## Exercise aim
Copy each line below in which the string "principal" occurs.

## Input data
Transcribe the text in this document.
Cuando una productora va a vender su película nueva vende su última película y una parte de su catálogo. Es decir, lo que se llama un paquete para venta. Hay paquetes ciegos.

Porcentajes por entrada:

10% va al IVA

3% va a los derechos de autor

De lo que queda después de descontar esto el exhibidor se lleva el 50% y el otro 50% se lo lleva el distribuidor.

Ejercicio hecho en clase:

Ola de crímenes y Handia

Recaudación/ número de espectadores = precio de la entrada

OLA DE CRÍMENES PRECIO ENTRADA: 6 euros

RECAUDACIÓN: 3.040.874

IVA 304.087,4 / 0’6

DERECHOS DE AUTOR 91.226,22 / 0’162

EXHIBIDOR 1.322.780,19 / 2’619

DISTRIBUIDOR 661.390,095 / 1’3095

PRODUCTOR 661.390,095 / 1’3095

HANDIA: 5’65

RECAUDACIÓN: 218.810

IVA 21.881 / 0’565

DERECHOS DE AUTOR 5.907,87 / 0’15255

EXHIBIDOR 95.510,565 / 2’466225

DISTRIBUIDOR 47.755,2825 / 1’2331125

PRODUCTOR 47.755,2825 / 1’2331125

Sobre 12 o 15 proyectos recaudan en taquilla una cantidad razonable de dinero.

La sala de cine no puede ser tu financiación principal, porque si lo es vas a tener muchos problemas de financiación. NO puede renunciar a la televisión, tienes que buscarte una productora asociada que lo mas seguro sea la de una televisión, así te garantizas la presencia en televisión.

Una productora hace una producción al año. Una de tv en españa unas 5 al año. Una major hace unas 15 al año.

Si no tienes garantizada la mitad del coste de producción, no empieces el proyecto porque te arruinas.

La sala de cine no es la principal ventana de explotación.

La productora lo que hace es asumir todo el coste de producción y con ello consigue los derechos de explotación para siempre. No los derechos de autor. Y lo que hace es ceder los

## Task solution
La sala de cine no puede ser tu financiación principal, porque si lo es vas a tener muchos problemas de financiación. NO puede renunciar a la televisión, tienes que buscarte una productora asociada que lo mas seguro sea la de una televisión, así te garantizas la presencia en televisión.
La sala de cine no es la principal ventana de explotación.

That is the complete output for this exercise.